§ **REQUIRED WORK**
List each line of the data that holds the string "TradingView".

§ **MATERIAL SUPPLIED**
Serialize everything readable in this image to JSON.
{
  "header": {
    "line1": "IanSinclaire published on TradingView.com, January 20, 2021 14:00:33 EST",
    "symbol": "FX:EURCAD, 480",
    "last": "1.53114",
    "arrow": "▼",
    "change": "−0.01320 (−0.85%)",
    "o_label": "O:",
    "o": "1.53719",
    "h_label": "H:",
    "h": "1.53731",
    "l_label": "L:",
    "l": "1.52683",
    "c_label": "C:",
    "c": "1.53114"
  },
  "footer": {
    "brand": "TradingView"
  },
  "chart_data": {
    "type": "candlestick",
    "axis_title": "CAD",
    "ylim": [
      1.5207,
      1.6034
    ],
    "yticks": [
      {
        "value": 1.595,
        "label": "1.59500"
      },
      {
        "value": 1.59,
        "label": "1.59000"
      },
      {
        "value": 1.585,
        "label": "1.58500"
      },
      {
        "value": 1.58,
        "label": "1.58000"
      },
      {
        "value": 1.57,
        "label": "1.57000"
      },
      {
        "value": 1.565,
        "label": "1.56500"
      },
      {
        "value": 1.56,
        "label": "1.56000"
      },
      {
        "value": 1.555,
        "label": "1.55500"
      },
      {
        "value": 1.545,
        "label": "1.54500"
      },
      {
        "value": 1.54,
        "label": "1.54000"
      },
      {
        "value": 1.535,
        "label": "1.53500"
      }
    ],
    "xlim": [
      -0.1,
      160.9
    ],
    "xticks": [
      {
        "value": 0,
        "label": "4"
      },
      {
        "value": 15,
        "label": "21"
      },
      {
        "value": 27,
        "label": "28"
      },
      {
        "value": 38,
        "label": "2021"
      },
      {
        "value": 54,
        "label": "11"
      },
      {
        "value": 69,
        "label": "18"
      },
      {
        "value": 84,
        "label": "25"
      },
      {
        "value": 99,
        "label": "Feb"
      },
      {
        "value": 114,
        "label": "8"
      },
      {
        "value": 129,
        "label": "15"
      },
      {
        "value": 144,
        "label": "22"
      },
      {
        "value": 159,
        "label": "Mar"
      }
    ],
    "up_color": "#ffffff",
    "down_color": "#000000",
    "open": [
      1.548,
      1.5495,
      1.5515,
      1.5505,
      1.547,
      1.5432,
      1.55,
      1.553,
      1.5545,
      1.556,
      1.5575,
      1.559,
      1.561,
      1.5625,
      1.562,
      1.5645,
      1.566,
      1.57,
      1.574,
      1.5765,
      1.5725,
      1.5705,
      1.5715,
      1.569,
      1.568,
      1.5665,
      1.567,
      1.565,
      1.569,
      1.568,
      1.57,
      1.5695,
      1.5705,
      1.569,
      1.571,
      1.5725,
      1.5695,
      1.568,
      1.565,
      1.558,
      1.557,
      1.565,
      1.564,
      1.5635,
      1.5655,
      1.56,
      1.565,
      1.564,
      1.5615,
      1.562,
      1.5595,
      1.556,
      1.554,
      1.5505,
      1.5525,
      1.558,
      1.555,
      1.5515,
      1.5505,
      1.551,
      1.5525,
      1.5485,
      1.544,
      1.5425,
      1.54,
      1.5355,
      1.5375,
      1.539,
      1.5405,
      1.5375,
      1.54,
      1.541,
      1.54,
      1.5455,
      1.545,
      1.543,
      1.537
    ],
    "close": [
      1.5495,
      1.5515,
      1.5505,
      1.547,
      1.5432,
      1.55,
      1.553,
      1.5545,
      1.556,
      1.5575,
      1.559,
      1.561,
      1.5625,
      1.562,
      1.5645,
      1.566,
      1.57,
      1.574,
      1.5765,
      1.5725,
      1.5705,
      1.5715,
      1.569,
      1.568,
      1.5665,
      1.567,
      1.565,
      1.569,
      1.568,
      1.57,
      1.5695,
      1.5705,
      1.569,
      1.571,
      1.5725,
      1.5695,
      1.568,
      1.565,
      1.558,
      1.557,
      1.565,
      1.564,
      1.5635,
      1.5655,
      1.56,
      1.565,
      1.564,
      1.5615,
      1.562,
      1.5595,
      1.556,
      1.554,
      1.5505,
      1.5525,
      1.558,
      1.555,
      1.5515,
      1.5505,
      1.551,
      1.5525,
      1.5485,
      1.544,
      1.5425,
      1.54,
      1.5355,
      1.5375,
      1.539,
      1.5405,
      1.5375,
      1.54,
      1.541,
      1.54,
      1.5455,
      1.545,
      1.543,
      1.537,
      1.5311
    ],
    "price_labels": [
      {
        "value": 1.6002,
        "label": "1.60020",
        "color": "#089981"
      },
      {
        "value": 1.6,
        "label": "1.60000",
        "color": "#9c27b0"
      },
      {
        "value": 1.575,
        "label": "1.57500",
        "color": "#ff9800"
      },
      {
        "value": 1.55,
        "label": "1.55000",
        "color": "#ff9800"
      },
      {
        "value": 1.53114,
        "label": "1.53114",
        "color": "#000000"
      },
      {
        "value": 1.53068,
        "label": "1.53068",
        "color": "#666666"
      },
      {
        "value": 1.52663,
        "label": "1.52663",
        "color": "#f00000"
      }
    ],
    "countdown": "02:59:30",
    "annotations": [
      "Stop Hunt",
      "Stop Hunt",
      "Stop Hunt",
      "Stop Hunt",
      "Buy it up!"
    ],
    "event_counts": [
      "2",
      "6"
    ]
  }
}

§ **ANSWER TO THE PROBLEM**
    "line1": "IanSinclaire published on TradingView.com, January 20, 2021 14:00:33 EST",
    "brand": "TradingView"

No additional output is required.